• EXERCISE TASK: Scan the material below for lines with the word "以下简称" and report how many there are, with nothing added.

[Dataset excerpt]

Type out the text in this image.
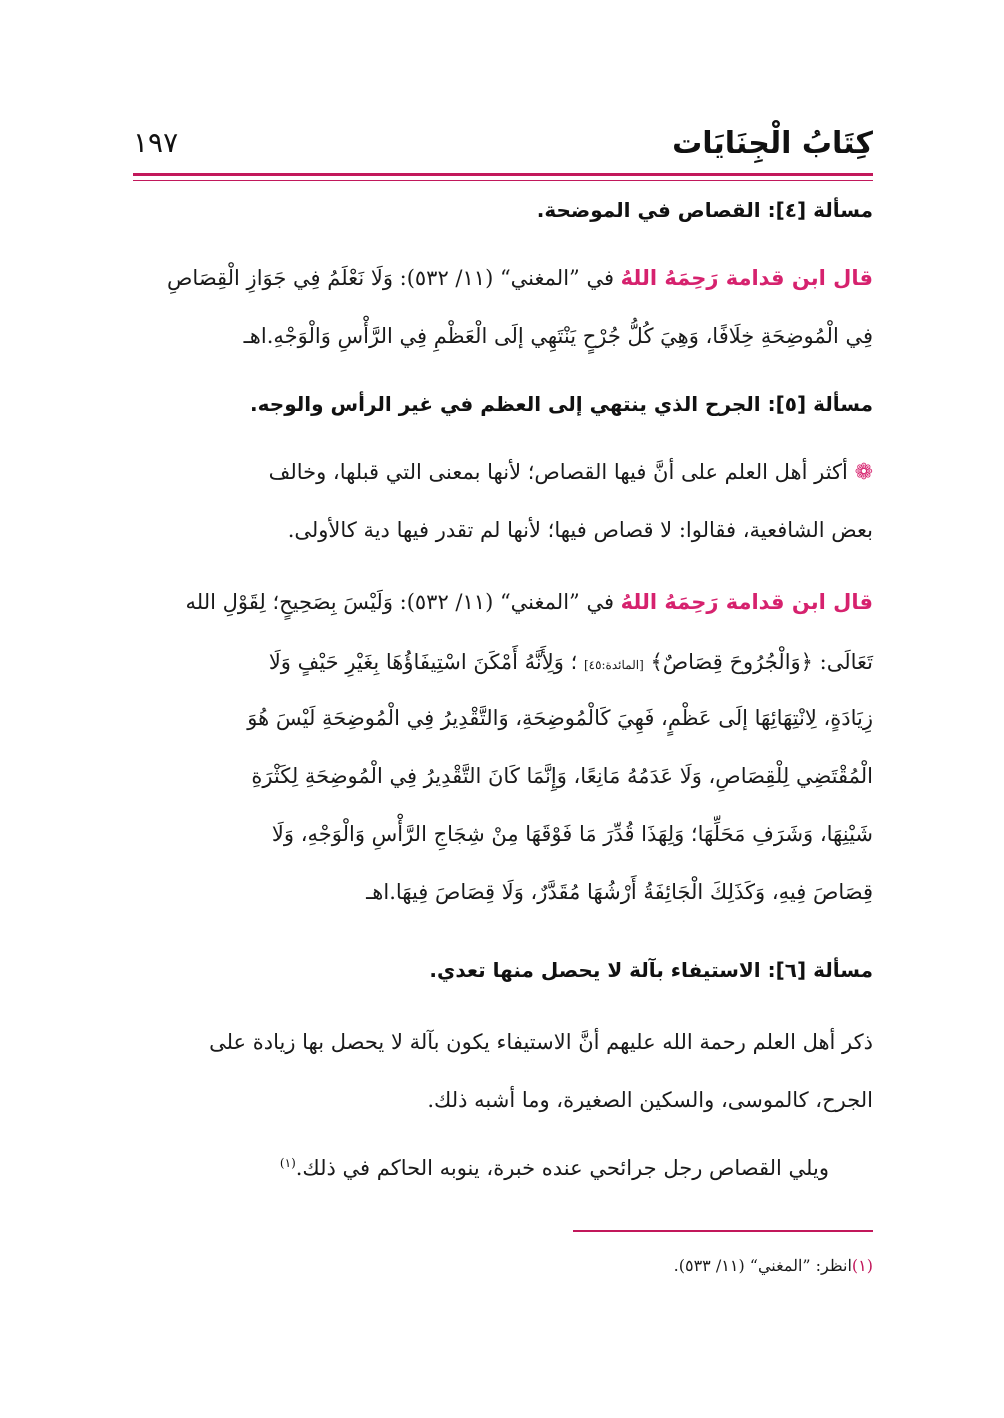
كِتَابُ الْجِنَايَات
١٩٧
مسألة [٤]: القصاص في الموضحة.
قال ابن قدامة رَحِمَهُ اللهُ في ”المغني“ (١١/ ٥٣٢): وَلَا نَعْلَمُ فِي جَوَازِ الْقِصَاصِ
فِي الْمُوضِحَةِ خِلَافًا، وَهِيَ كُلُّ جُرْحٍ يَنْتَهِي إلَى الْعَظْمِ فِي الرَّأْسِ وَالْوَجْهِ.اهـ
مسألة [٥]: الجرح الذي ينتهي إلى العظم في غير الرأس والوجه.
❁ أكثر أهل العلم على أنَّ فيها القصاص؛ لأنها بمعنى التي قبلها، وخالف
بعض الشافعية، فقالوا: لا قصاص فيها؛ لأنها لم تقدر فيها دية كالأولى.
قال ابن قدامة رَحِمَهُ اللهُ في ”المغني“ (١١/ ٥٣٢): وَلَيْسَ بِصَحِيحٍ؛ لِقَوْلِ الله
تَعَالَى: ﴿وَالْجُرُوحَ قِصَاصٌ﴾ [المائدة:٤٥] ؛ وَلِأَنَّهُ أَمْكَنَ اسْتِيفَاؤُهَا بِغَيْرِ حَيْفٍ وَلَا
زِيَادَةٍ، لِانْتِهَائِهَا إلَى عَظْمٍ، فَهِيَ كَالْمُوضِحَةِ، وَالتَّقْدِيرُ فِي الْمُوضِحَةِ لَيْسَ هُوَ
الْمُقْتَضِي لِلْقِصَاصِ، وَلَا عَدَمُهُ مَانِعًا، وَإِنَّمَا كَانَ التَّقْدِيرُ فِي الْمُوضِحَةِ لِكَثْرَةِ
شَيْنِهَا، وَشَرَفِ مَحَلِّهَا؛ وَلِهَذَا قُدِّرَ مَا فَوْقَهَا مِنْ شِجَاجِ الرَّأْسِ وَالْوَجْهِ، وَلَا
قِصَاصَ فِيهِ، وَكَذَلِكَ الْجَائِفَةُ أَرْشُهَا مُقَدَّرٌ، وَلَا قِصَاصَ فِيهَا.اهـ
مسألة [٦]: الاستيفاء بآلة لا يحصل منها تعدي.
ذكر أهل العلم رحمة الله عليهم أنَّ الاستيفاء يكون بآلة لا يحصل بها زيادة على
الجرح، كالموسى، والسكين الصغيرة، وما أشبه ذلك.
ويلي القصاص رجل جرائحي عنده خبرة، ينوبه الحاكم في ذلك.$^{(١)}$
(١)انظر: ”المغني“ (١١/ ٥٣٣).
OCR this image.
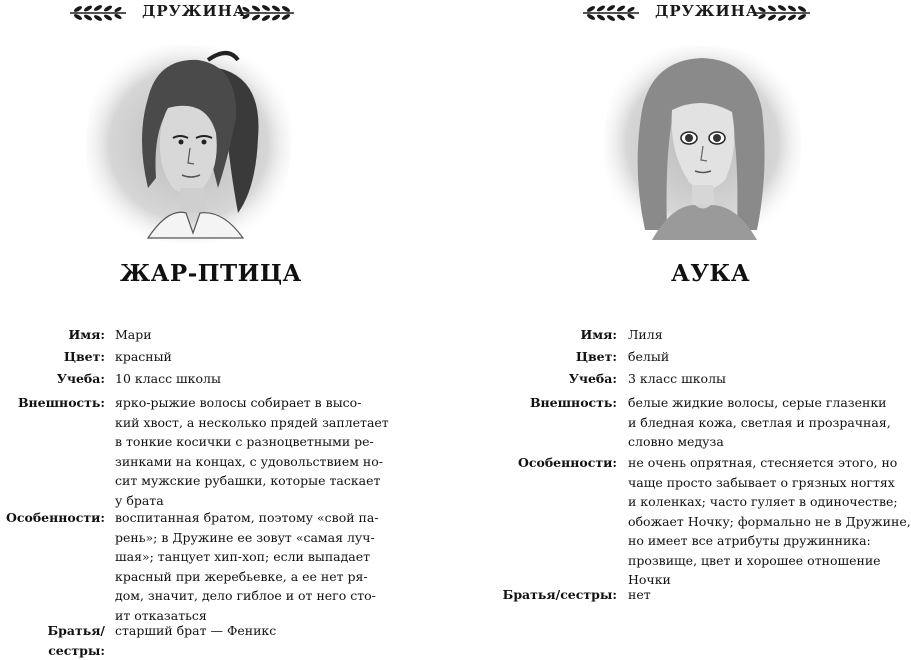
ДРУЖИНА
ЖАР-ПТИЦА
Имя: Мари
Цвет: красный
Учеба: 10 класс школы
Внешность: ярко-рыжие волосы собирает в высо-
кий хвост, а несколько прядей заплетает
в тонкие косички с разноцветными ре-
зинками на концах, с удовольствием но-
сит мужские рубашки, которые таскает
у брата
Особенности: воспитанная братом, поэтому «свой па-
рень»; в Дружине ее зовут «самая луч-
шая»; танцует хип-хоп; если выпадает
красный при жеребьевке, а ее нет ря-
дом, значит, дело гиблое и от него сто-
ит отказаться
Братья/сестры:
старший брат — Феникс
ДРУЖИНА
АУКА
Имя: Лиля
Цвет: белый
Учеба: 3 класс школы
Внешность: белые жидкие волосы, серые глазенки
и бледная кожа, светлая и прозрачная,
словно медуза
Особенности: не очень опрятная, стесняется этого, но
чаще просто забывает о грязных ногтях
и коленках; часто гуляет в одиночестве;
обожает Ночку; формально не в Дружине,
но имеет все атрибуты дружинника:
прозвище, цвет и хорошее отношение
Ночки
Братья/сестры: нет
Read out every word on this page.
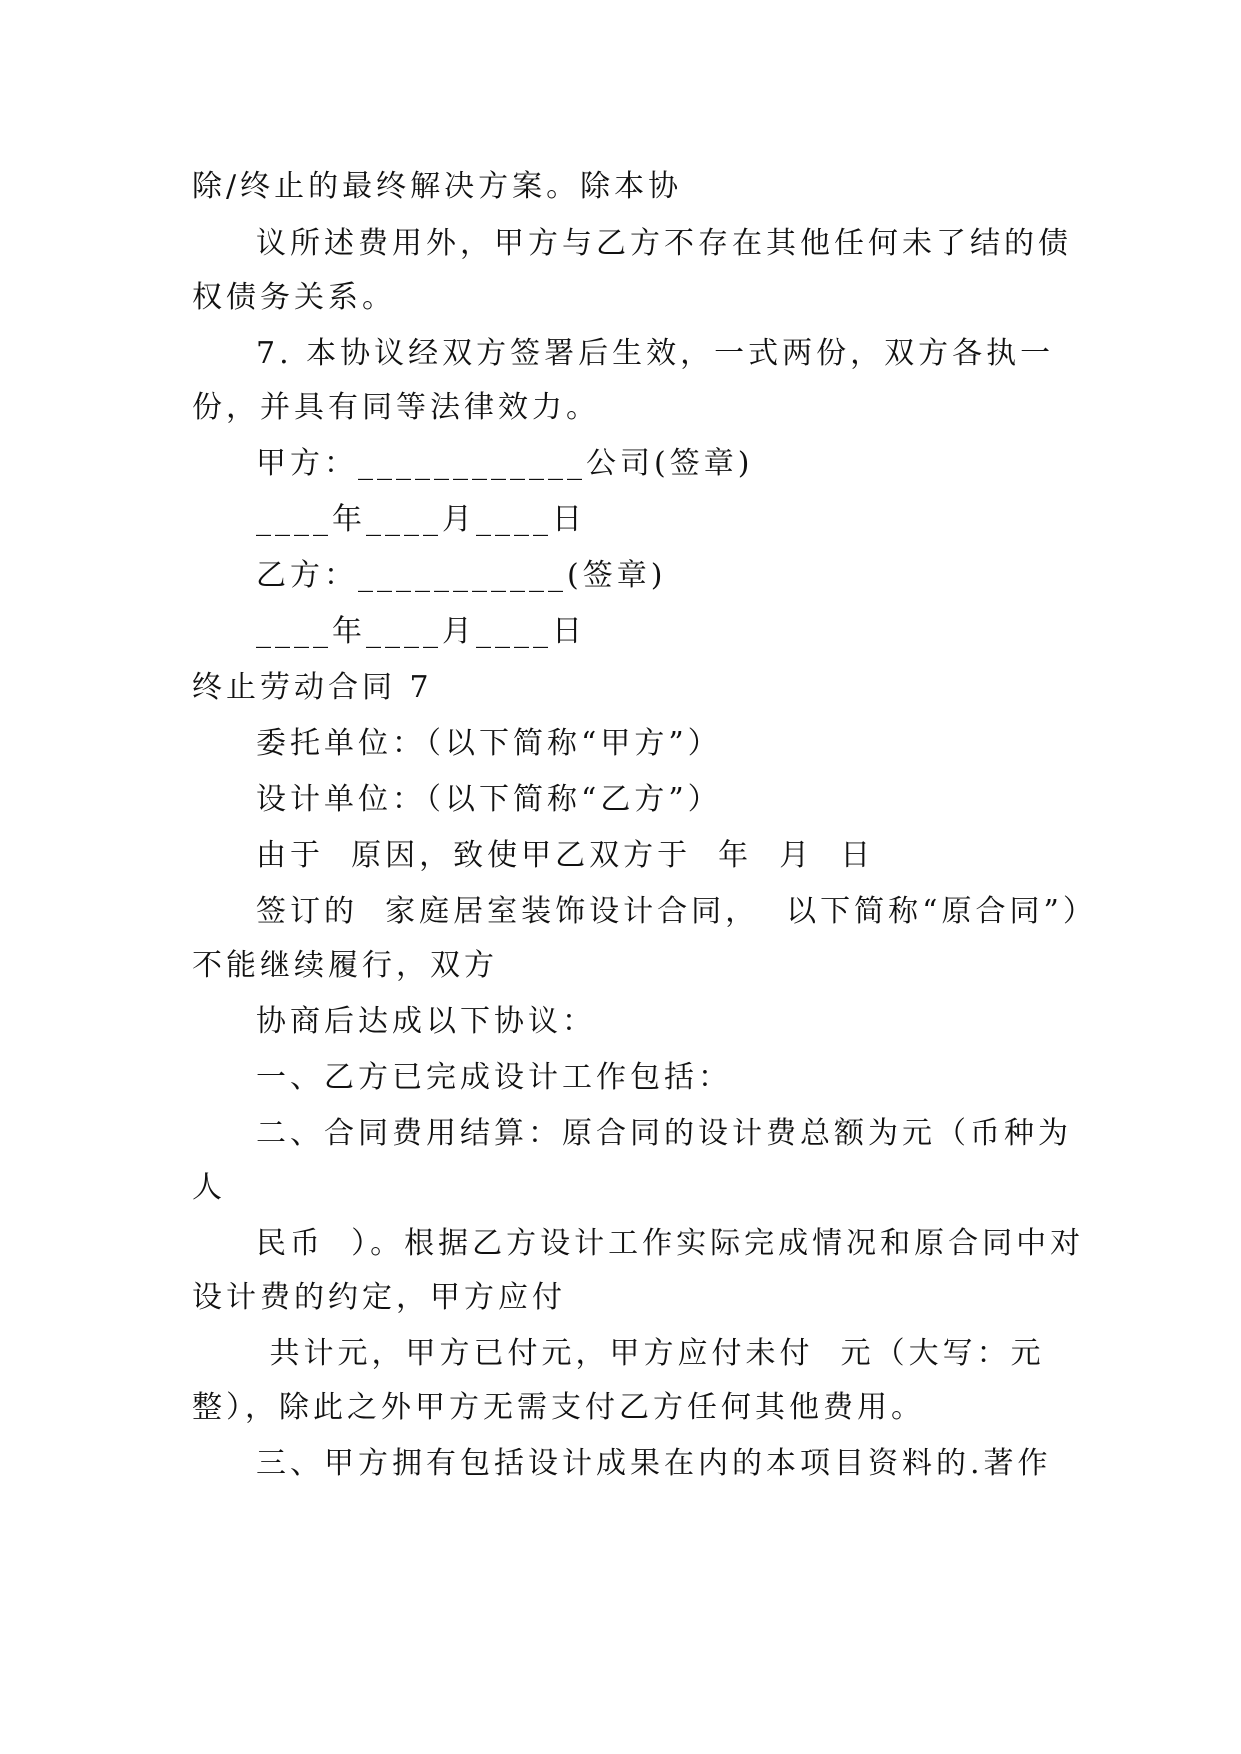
除/终止的最终解决方案。除本协
议所述费用外，甲方与乙方不存在其他任何未了结的债
权债务关系。
7. 本协议经双方签署后生效，一式两份，双方各执一
份，并具有同等法律效力。
甲方：____________公司(签章)
____年____月____日
乙方：___________(签章)
____年____月____日
终止劳动合同 7
委托单位：（以下简称“甲方”）
设计单位：（以下简称“乙方”）
由于  原因，致使甲乙双方于  年  月  日
签订的  家庭居室装饰设计合同，  以下简称“原合同”）
不能继续履行，双方
协商后达成以下协议：
一、乙方已完成设计工作包括：
二、合同费用结算：原合同的设计费总额为元（币种为
人
民币  ）。根据乙方设计工作实际完成情况和原合同中对
设计费的约定，甲方应付
共计元，甲方已付元，甲方应付未付  元（大写：元
整），除此之外甲方无需支付乙方任何其他费用。
三、甲方拥有包括设计成果在内的本项目资料的.著作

• COMPLETE RESPONSE: 3